*Your task:* Extract each record and reproduce it exactly.

*Records supplied:*
:::::

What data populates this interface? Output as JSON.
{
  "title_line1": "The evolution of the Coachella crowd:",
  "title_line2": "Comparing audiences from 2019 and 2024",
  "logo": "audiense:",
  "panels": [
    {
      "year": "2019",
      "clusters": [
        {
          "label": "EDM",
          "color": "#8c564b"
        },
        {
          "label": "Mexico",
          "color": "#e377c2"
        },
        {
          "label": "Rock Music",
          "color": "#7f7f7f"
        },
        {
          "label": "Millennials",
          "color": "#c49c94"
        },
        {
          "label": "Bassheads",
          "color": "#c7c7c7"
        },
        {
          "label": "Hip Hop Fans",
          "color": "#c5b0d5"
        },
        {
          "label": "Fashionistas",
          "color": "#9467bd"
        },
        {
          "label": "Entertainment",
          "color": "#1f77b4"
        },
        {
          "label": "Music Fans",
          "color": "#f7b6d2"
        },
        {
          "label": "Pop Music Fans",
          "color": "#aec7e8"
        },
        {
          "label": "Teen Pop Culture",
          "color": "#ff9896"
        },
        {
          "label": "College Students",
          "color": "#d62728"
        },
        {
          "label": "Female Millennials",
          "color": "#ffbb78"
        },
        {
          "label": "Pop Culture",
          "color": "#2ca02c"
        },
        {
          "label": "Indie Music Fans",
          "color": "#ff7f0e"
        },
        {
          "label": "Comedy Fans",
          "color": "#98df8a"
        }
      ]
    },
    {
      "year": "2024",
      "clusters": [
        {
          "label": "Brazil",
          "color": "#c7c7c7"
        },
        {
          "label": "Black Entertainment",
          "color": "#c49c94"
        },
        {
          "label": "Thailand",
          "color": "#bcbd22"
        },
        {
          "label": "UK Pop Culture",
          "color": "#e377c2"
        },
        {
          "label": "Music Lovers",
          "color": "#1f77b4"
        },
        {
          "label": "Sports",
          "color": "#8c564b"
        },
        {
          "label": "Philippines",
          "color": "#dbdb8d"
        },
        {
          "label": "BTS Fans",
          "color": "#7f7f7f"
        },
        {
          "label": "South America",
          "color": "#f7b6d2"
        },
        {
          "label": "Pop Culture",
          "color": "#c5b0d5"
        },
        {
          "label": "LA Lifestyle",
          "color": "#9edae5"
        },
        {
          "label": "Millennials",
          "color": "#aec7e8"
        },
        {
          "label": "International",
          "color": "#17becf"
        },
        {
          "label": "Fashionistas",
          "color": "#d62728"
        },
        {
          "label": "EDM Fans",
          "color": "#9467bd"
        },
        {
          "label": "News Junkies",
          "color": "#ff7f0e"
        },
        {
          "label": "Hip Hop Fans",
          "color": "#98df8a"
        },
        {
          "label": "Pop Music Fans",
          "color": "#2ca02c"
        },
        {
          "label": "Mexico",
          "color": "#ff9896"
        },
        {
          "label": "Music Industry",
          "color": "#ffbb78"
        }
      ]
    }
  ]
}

:::::

*Problem solution:*
What data populates this interface? Output as JSON.
{
  "title_line1": "The evolution of the Coachella crowd:",
  "title_line2": "Comparing audiences from 2019 and 2024",
  "logo": "audiense:",
  "panels": [
    {
      "year": "2019",
      "clusters": [
        {
          "label": "EDM",
          "color": "#8c564b"
        },
        {
          "label": "Mexico",
          "color": "#e377c2"
        },
        {
          "label": "Rock Music",
          "color": "#7f7f7f"
        },
        {
          "label": "Millennials",
          "color": "#c49c94"
        },
        {
          "label": "Bassheads",
          "color": "#c7c7c7"
        },
        {
          "label": "Hip Hop Fans",
          "color": "#c5b0d5"
        },
        {
          "label": "Fashionistas",
          "color": "#9467bd"
        },
        {
          "label": "Entertainment",
          "color": "#1f77b4"
        },
        {
          "label": "Music Fans",
          "color": "#f7b6d2"
        },
        {
          "label": "Pop Music Fans",
          "color": "#aec7e8"
        },
        {
          "label": "Teen Pop Culture",
          "color": "#ff9896"
        },
        {
          "label": "College Students",
          "color": "#d62728"
        },
        {
          "label": "Female Millennials",
          "color": "#ffbb78"
        },
        {
          "label": "Pop Culture",
          "color": "#2ca02c"
        },
        {
          "label": "Indie Music Fans",
          "color": "#ff7f0e"
        },
        {
          "label": "Comedy Fans",
          "color": "#98df8a"
        }
      ]
    },
    {
      "year": "2024",
      "clusters": [
        {
          "label": "Brazil",
          "color": "#c7c7c7"
        },
        {
          "label": "Black Entertainment",
          "color": "#c49c94"
        },
        {
          "label": "Thailand",
          "color": "#bcbd22"
        },
        {
          "label": "UK Pop Culture",
          "color": "#e377c2"
        },
        {
          "label": "Music Lovers",
          "color": "#1f77b4"
        },
        {
          "label": "Sports",
          "color": "#8c564b"
        },
        {
          "label": "Philippines",
          "color": "#dbdb8d"
        },
        {
          "label": "BTS Fans",
          "color": "#7f7f7f"
        },
        {
          "label": "South America",
          "color": "#f7b6d2"
        },
        {
          "label": "Pop Culture",
          "color": "#c5b0d5"
        },
        {
          "label": "LA Lifestyle",
          "color": "#9edae5"
        },
        {
          "label": "Millennials",
          "color": "#aec7e8"
        },
        {
          "label": "International",
          "color": "#17becf"
        },
        {
          "label": "Fashionistas",
          "color": "#d62728"
        },
        {
          "label": "EDM Fans",
          "color": "#9467bd"
        },
        {
          "label": "News Junkies",
          "color": "#ff7f0e"
        },
        {
          "label": "Hip Hop Fans",
          "color": "#98df8a"
        },
        {
          "label": "Pop Music Fans",
          "color": "#2ca02c"
        },
        {
          "label": "Mexico",
          "color": "#ff9896"
        },
        {
          "label": "Music Industry",
          "color": "#ffbb78"
        }
      ]
    }
  ]
}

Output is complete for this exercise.